[Task instructions] In the forum thread about keeping a reversing camera on permanently, why does mgdavid say an always-on rear camera is not what they would want? Answer in one to three sentences.

[Document text]
*-*-*

# Reversing camera (permanent)



## JanHank (Mar 29, 2015)

Can the normal reversing camera be fixed to be on all the time when driving?

A friend has a special camera fitted, to enable them to see whats behind them all the time, at the cost of £500.00 I think she said. 
The normal reversing camera must be operated by a switch that could possibly be adjusted to stay on all the time to act as a rear view mirror, or might it be harmful to the camera system, what do you say???


----------



## rayc (Jun 3, 2008)

I say that using a rear view mirror to do that is what it is designed for. To use it as a reversing camera is just another function that it is capable off.


----------



## david-david (Feb 24, 2013)

JanHank said:


> Can the normal reversing camera be fixed to be on all the time when driving?
> 
> A friend has a special camera fitted, to enable them to see whats behind them all the time, at the cost of £500.00 I think she said. It must be operated by a switch that could possibly be adjusted to stay on all the time to act as a rear view mirror, or might it be harmful to the camera system, what do you say???


That's exactly how mine works. I don't think it's a 'special' camera im pretty sure most rear cameras work this way.


----------



## JanHank (Mar 29, 2015)

rayc said:


> I say that using a rear view mirror to do that is what it is designed for. To use it as a reversing camera is just another function that it is capable off.


So can it be fixed easily or does a professional need to do it ?


----------



## mgdavid (Nov 27, 2014)

most rear cameras are designed to be wired in conjunction with either reverse gear or reversing lights, but this facility can be bypassed or over-ridden so they are on all the time.
Not what I would want - I'd find it quite distracting, the satnav's bad enough.


----------



## david-david (Feb 24, 2013)

JanHank said:


> So can it be fixed easily or does a professional need to do it ?


Kits for DIY are available. Here's an example -http://www.parkingcameras.com/store/product.php?productid=51&cat=0&page=&featured=Y

This is the kit Iinstalled. Not too difficult but you will have to drill holes in your bodywork unless you're replacing existing cameras.

I do believe companies sell radio controlled cameras which cuts down on wiring.


----------



## listerdiesel (Aug 3, 2012)

If the camera is a separate unit, then there are three wires plus the video connector.

The blue wire is the turn on signal, connect that to the red wire and the camera will run continuously.

Cameras with just two wires or two connectors, red and yellow, will run as long as they are powered.

We use two cameras and a 7" monitor to use as a rear view device in the big trailer.










Peter


----------



## rayc (Jun 3, 2008)

JanHank said:


> So can it be fixed easily or does a professional need to do it ?


It is simple. Just wire the camera system to an ignition live supply. Then use the monitor on/off switch as required. [Ensure that the camera is connected to an ignition live supply as well as the monitor].

*-*-*

[Supplied information]
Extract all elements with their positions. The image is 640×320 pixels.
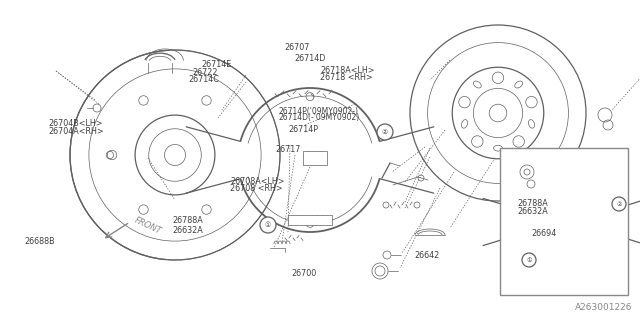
Text: FRONT: FRONT: [133, 216, 163, 236]
Circle shape: [598, 108, 612, 122]
Text: ②: ②: [382, 129, 388, 135]
Text: 26718 <RH>: 26718 <RH>: [320, 73, 372, 82]
Text: 26694: 26694: [531, 229, 556, 238]
Text: 26704B<LH>: 26704B<LH>: [48, 119, 102, 128]
Circle shape: [612, 197, 626, 211]
Bar: [288, 215, 332, 225]
Text: 26714P: 26714P: [288, 125, 318, 134]
Text: ②: ②: [616, 202, 622, 206]
Text: 26722: 26722: [192, 68, 218, 76]
Text: 26704A<RH>: 26704A<RH>: [48, 127, 104, 136]
Text: 26707: 26707: [285, 43, 310, 52]
Text: ①: ①: [265, 222, 271, 228]
Circle shape: [522, 253, 536, 267]
Text: 26700: 26700: [291, 269, 316, 278]
Text: 26708 <RH>: 26708 <RH>: [230, 184, 283, 193]
Text: 26642: 26642: [415, 252, 440, 260]
Circle shape: [260, 217, 276, 233]
Circle shape: [377, 124, 393, 140]
Text: A263001226: A263001226: [575, 303, 632, 312]
Text: 26688B: 26688B: [24, 237, 55, 246]
Text: 26714D(-'09MY0902): 26714D(-'09MY0902): [278, 113, 360, 122]
Text: 26788A: 26788A: [517, 199, 548, 208]
Text: 26632A: 26632A: [517, 207, 548, 216]
Text: ①: ①: [526, 258, 532, 262]
Text: 26717: 26717: [275, 145, 301, 154]
Text: 26714D: 26714D: [294, 54, 326, 63]
Text: 26714C: 26714C: [189, 75, 220, 84]
Text: 26788A: 26788A: [173, 216, 204, 225]
Text: 26718A<LH>: 26718A<LH>: [320, 66, 374, 75]
Text: 26632A: 26632A: [173, 226, 204, 235]
Text: 26714E: 26714E: [202, 60, 232, 68]
Text: 26708A<LH>: 26708A<LH>: [230, 177, 285, 186]
Bar: [500, 148, 628, 295]
Circle shape: [520, 165, 534, 179]
Bar: [303, 151, 327, 165]
Text: 26714P('09MY0902-): 26714P('09MY0902-): [278, 107, 358, 116]
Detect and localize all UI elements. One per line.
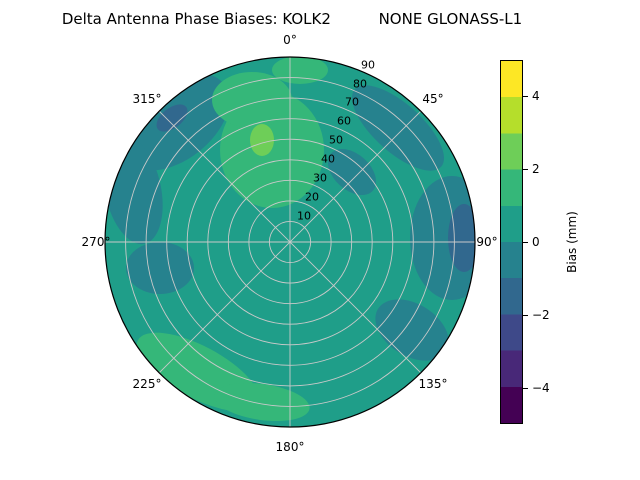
radial-tick-80: 80 xyxy=(353,77,367,91)
colorbar-tick-4: 4 xyxy=(532,89,540,103)
radial-tick-40: 40 xyxy=(321,152,335,166)
colorbar-tickmark xyxy=(523,242,528,243)
colorbar xyxy=(500,60,523,424)
colorbar-tick-2: 2 xyxy=(532,162,540,176)
polar-axes-boundary xyxy=(104,56,476,428)
angular-tick-180: 180° xyxy=(275,440,305,454)
colorbar-tickmark xyxy=(523,169,528,170)
colorbar-axis-label: Bias (mm) xyxy=(565,211,579,273)
contour-positive-regions xyxy=(136,57,328,422)
angular-tick-135: 135° xyxy=(418,377,448,391)
contour-strong-negative-regions xyxy=(156,104,475,272)
colorbar-tick-0: 0 xyxy=(532,235,540,249)
angular-tick-225: 225° xyxy=(132,377,162,391)
radial-tick-20: 20 xyxy=(305,190,319,204)
colorbar-tickmark xyxy=(523,96,528,97)
radial-tick-90: 90 xyxy=(361,58,375,72)
radial-tick-60: 60 xyxy=(337,114,351,128)
radial-tick-30: 30 xyxy=(313,171,327,185)
angular-tick-315: 315° xyxy=(132,92,162,106)
chart-title: Delta Antenna Phase Biases: KOLK2 NONE G… xyxy=(61,10,523,28)
angular-tick-0: 0° xyxy=(283,33,297,47)
angular-tick-45: 45° xyxy=(422,92,444,106)
colorbar-tickmark xyxy=(523,388,528,389)
radial-tick-70: 70 xyxy=(345,95,359,109)
radial-tick-10: 10 xyxy=(297,209,311,223)
colorbar-tick-neg4: −4 xyxy=(532,381,550,395)
radial-tick-50: 50 xyxy=(329,133,343,147)
polar-grid xyxy=(105,57,475,427)
angular-tick-270: 270° xyxy=(81,235,111,249)
contour-high-positive-region xyxy=(250,124,274,156)
colorbar-tick-neg2: −2 xyxy=(532,308,550,322)
colorbar-tickmark xyxy=(523,315,528,316)
angular-tick-90: 90° xyxy=(476,235,498,249)
contour-fill xyxy=(105,57,475,427)
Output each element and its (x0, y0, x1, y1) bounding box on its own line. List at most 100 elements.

*-*-*

[Written solution] mgdavid says they would find an always-on rear camera quite distracting. They add that the satnav is already distracting enough.